*** PROVIDED MATERIAL
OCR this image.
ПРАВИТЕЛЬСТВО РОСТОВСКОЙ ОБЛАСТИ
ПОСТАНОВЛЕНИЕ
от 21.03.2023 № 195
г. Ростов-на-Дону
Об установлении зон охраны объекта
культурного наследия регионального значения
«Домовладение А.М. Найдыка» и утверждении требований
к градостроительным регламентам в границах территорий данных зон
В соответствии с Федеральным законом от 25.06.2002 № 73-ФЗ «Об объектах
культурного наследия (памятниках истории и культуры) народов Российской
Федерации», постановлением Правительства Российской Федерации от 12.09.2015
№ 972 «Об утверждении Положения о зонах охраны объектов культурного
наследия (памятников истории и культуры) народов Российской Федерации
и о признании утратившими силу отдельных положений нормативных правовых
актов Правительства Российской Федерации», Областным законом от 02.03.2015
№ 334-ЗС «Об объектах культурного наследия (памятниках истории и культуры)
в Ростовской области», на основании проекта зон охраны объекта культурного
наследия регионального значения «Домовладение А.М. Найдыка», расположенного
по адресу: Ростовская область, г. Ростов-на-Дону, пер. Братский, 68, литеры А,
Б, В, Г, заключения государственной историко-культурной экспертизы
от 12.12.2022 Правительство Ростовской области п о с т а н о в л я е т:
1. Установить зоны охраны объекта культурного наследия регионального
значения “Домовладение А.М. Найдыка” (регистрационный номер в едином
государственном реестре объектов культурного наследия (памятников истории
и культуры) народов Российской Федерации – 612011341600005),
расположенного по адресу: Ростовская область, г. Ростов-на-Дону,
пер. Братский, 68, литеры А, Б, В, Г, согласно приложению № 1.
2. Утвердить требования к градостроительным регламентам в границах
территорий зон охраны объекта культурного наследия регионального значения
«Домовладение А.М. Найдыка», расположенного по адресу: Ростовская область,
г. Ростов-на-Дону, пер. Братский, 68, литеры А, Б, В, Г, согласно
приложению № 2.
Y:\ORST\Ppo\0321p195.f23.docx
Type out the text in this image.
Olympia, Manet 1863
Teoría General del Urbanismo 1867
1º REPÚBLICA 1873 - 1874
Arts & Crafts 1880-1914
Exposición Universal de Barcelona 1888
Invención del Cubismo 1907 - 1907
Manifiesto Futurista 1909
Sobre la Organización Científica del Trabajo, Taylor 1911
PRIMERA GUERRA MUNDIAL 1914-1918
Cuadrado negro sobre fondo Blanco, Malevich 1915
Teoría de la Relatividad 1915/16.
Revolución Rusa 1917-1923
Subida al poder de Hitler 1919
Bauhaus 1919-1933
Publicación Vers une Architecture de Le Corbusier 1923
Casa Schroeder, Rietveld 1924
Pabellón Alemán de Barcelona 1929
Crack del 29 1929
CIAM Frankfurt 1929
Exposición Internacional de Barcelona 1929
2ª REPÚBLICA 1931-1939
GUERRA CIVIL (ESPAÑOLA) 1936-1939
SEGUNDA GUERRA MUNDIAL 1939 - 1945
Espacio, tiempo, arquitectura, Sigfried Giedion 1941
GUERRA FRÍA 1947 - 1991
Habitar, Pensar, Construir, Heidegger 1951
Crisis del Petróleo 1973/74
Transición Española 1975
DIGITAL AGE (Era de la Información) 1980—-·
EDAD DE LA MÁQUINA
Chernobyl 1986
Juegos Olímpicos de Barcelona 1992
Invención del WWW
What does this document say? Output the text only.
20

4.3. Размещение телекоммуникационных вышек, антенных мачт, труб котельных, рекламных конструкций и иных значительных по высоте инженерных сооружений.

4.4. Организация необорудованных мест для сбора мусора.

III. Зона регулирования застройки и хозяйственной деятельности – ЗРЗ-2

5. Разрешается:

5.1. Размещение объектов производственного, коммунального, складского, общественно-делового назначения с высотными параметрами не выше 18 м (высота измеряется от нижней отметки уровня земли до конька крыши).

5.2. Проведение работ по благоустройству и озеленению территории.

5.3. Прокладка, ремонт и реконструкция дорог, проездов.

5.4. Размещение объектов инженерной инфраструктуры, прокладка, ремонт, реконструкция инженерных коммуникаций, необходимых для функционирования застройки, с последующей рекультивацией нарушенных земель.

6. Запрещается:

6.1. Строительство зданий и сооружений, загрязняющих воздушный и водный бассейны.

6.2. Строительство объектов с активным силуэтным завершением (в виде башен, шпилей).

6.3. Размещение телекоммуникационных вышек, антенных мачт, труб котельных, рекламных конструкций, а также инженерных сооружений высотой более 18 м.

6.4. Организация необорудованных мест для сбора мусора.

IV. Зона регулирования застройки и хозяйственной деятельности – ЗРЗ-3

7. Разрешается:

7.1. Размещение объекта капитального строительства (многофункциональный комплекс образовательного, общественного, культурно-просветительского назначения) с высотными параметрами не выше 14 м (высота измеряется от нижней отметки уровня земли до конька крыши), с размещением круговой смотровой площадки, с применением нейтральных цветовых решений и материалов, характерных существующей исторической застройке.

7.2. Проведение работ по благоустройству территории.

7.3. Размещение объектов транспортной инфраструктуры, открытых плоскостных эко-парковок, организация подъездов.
******
> **WRITTEN INSTRUCTION**:
Write out the entries above word for word.

> **RESPONSE BELOW**:
OCR this image.
ПРАВИТЕЛЬСТВО РОСТОВСКОЙ ОБЛАСТИ
ПОСТАНОВЛЕНИЕ
от 21.03.2023 № 195
г. Ростов-на-Дону
Об установлении зон охраны объекта
культурного наследия регионального значения
«Домовладение А.М. Найдыка» и утверждении требований
к градостроительным регламентам в границах территорий данных зон
В соответствии с Федеральным законом от 25.06.2002 № 73-ФЗ «Об объектах
культурного наследия (памятниках истории и культуры) народов Российской
Федерации», постановлением Правительства Российской Федерации от 12.09.2015
№ 972 «Об утверждении Положения о зонах охраны объектов культурного
наследия (памятников истории и культуры) народов Российской Федерации
и о признании утратившими силу отдельных положений нормативных правовых
актов Правительства Российской Федерации», Областным законом от 02.03.2015
№ 334-ЗС «Об объектах культурного наследия (памятниках истории и культуры)
в Ростовской области», на основании проекта зон охраны объекта культурного
наследия регионального значения «Домовладение А.М. Найдыка», расположенного
по адресу: Ростовская область, г. Ростов-на-Дону, пер. Братский, 68, литеры А,
Б, В, Г, заключения государственной историко-культурной экспертизы
от 12.12.2022 Правительство Ростовской области п о с т а н о в л я е т:
1. Установить зоны охраны объекта культурного наследия регионального
значения “Домовладение А.М. Найдыка” (регистрационный номер в едином
государственном реестре объектов культурного наследия (памятников истории
и культуры) народов Российской Федерации – 612011341600005),
расположенного по адресу: Ростовская область, г. Ростов-на-Дону,
пер. Братский, 68, литеры А, Б, В, Г, согласно приложению № 1.
2. Утвердить требования к градостроительным регламентам в границах
территорий зон охраны объекта культурного наследия регионального значения
«Домовладение А.М. Найдыка», расположенного по адресу: Ростовская область,
г. Ростов-на-Дону, пер. Братский, 68, литеры А, Б, В, Г, согласно
приложению № 2.
Y:\ORST\Ppo\0321p195.f23.docx
Type out the text in this image.
Olympia, Manet 1863
Teoría General del Urbanismo 1867
1º REPÚBLICA 1873 - 1874
Arts & Crafts 1880-1914
Exposición Universal de Barcelona 1888
Invención del Cubismo 1907 - 1907
Manifiesto Futurista 1909
Sobre la Organización Científica del Trabajo, Taylor 1911
PRIMERA GUERRA MUNDIAL 1914-1918
Cuadrado negro sobre fondo Blanco, Malevich 1915
Teoría de la Relatividad 1915/16.
Revolución Rusa 1917-1923
Subida al poder de Hitler 1919
Bauhaus 1919-1933
Publicación Vers une Architecture de Le Corbusier 1923
Casa Schroeder, Rietveld 1924
Pabellón Alemán de Barcelona 1929
Crack del 29 1929
CIAM Frankfurt 1929
Exposición Internacional de Barcelona 1929
2ª REPÚBLICA 1931-1939
GUERRA CIVIL (ESPAÑOLA) 1936-1939
SEGUNDA GUERRA MUNDIAL 1939 - 1945
Espacio, tiempo, arquitectura, Sigfried Giedion 1941
GUERRA FRÍA 1947 - 1991
Habitar, Pensar, Construir, Heidegger 1951
Crisis del Petróleo 1973/74
Transición Española 1975
DIGITAL AGE (Era de la Información) 1980—-·
EDAD DE LA MÁQUINA
Chernobyl 1986
Juegos Olímpicos de Barcelona 1992
Invención del WWW
What does this document say? Output the text only.
20

4.3. Размещение телекоммуникационных вышек, антенных мачт, труб котельных, рекламных конструкций и иных значительных по высоте инженерных сооружений.

4.4. Организация необорудованных мест для сбора мусора.

III. Зона регулирования застройки и хозяйственной деятельности – ЗРЗ-2

5. Разрешается:

5.1. Размещение объектов производственного, коммунального, складского, общественно-делового назначения с высотными параметрами не выше 18 м (высота измеряется от нижней отметки уровня земли до конька крыши).

5.2. Проведение работ по благоустройству и озеленению территории.

5.3. Прокладка, ремонт и реконструкция дорог, проездов.

5.4. Размещение объектов инженерной инфраструктуры, прокладка, ремонт, реконструкция инженерных коммуникаций, необходимых для функционирования застройки, с последующей рекультивацией нарушенных земель.

6. Запрещается:

6.1. Строительство зданий и сооружений, загрязняющих воздушный и водный бассейны.

6.2. Строительство объектов с активным силуэтным завершением (в виде башен, шпилей).

6.3. Размещение телекоммуникационных вышек, антенных мачт, труб котельных, рекламных конструкций, а также инженерных сооружений высотой более 18 м.

6.4. Организация необорудованных мест для сбора мусора.

IV. Зона регулирования застройки и хозяйственной деятельности – ЗРЗ-3

7. Разрешается:

7.1. Размещение объекта капитального строительства (многофункциональный комплекс образовательного, общественного, культурно-просветительского назначения) с высотными параметрами не выше 14 м (высота измеряется от нижней отметки уровня земли до конька крыши), с размещением круговой смотровой площадки, с применением нейтральных цветовых решений и материалов, характерных существующей исторической застройке.

7.2. Проведение работ по благоустройству территории.

7.3. Размещение объектов транспортной инфраструктуры, открытых плоскостных эко-парковок, организация подъездов.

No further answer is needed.